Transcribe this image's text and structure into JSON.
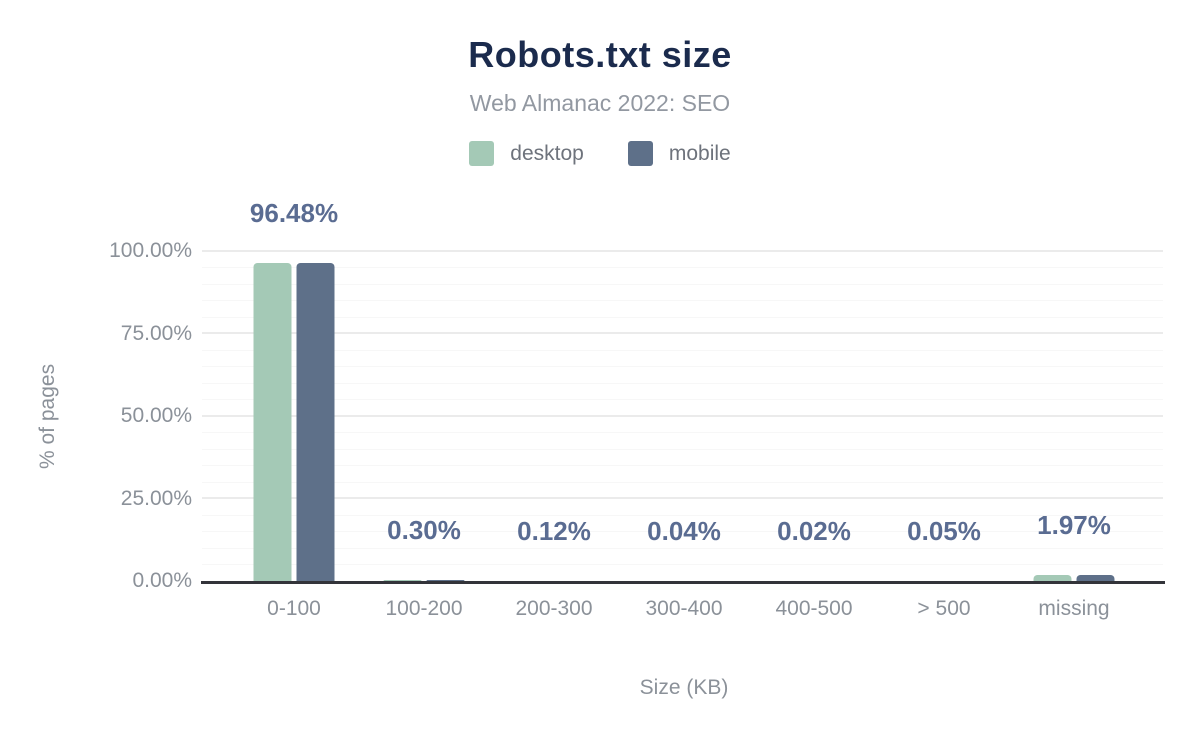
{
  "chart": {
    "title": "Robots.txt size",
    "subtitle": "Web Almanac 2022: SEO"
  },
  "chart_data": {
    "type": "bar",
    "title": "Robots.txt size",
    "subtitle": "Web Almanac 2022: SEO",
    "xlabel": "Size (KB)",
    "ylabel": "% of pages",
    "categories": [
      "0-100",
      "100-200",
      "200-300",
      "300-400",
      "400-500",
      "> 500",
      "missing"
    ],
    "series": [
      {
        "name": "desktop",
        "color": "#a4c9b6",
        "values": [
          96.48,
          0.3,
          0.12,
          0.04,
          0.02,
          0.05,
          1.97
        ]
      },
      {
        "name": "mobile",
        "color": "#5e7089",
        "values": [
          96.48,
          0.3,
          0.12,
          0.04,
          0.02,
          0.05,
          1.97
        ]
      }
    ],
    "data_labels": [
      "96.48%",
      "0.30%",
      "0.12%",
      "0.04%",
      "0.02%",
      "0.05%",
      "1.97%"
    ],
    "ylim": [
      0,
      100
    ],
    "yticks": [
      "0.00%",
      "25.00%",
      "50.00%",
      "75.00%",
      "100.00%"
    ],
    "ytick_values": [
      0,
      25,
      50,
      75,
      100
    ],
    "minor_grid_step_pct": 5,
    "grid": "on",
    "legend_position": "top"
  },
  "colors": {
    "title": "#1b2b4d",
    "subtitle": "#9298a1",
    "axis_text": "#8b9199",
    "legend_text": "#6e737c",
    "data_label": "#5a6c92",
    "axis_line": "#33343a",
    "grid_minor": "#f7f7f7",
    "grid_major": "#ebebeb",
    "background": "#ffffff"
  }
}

━━━

What is required -> The records above are to be restated exactly, without their pictures.

Written answer ->
Transcribe this image's text and structure into JSON.
{
  "chart": {
    "title": "Robots.txt size",
    "subtitle": "Web Almanac 2022: SEO"
  },
  "chart_data": {
    "type": "bar",
    "title": "Robots.txt size",
    "subtitle": "Web Almanac 2022: SEO",
    "xlabel": "Size (KB)",
    "ylabel": "% of pages",
    "categories": [
      "0-100",
      "100-200",
      "200-300",
      "300-400",
      "400-500",
      "> 500",
      "missing"
    ],
    "series": [
      {
        "name": "desktop",
        "color": "#a4c9b6",
        "values": [
          96.48,
          0.3,
          0.12,
          0.04,
          0.02,
          0.05,
          1.97
        ]
      },
      {
        "name": "mobile",
        "color": "#5e7089",
        "values": [
          96.48,
          0.3,
          0.12,
          0.04,
          0.02,
          0.05,
          1.97
        ]
      }
    ],
    "data_labels": [
      "96.48%",
      "0.30%",
      "0.12%",
      "0.04%",
      "0.02%",
      "0.05%",
      "1.97%"
    ],
    "ylim": [
      0,
      100
    ],
    "yticks": [
      "0.00%",
      "25.00%",
      "50.00%",
      "75.00%",
      "100.00%"
    ],
    "ytick_values": [
      0,
      25,
      50,
      75,
      100
    ],
    "minor_grid_step_pct": 5,
    "grid": "on",
    "legend_position": "top"
  },
  "colors": {
    "title": "#1b2b4d",
    "subtitle": "#9298a1",
    "axis_text": "#8b9199",
    "legend_text": "#6e737c",
    "data_label": "#5a6c92",
    "axis_line": "#33343a",
    "grid_minor": "#f7f7f7",
    "grid_major": "#ebebeb",
    "background": "#ffffff"
  }
}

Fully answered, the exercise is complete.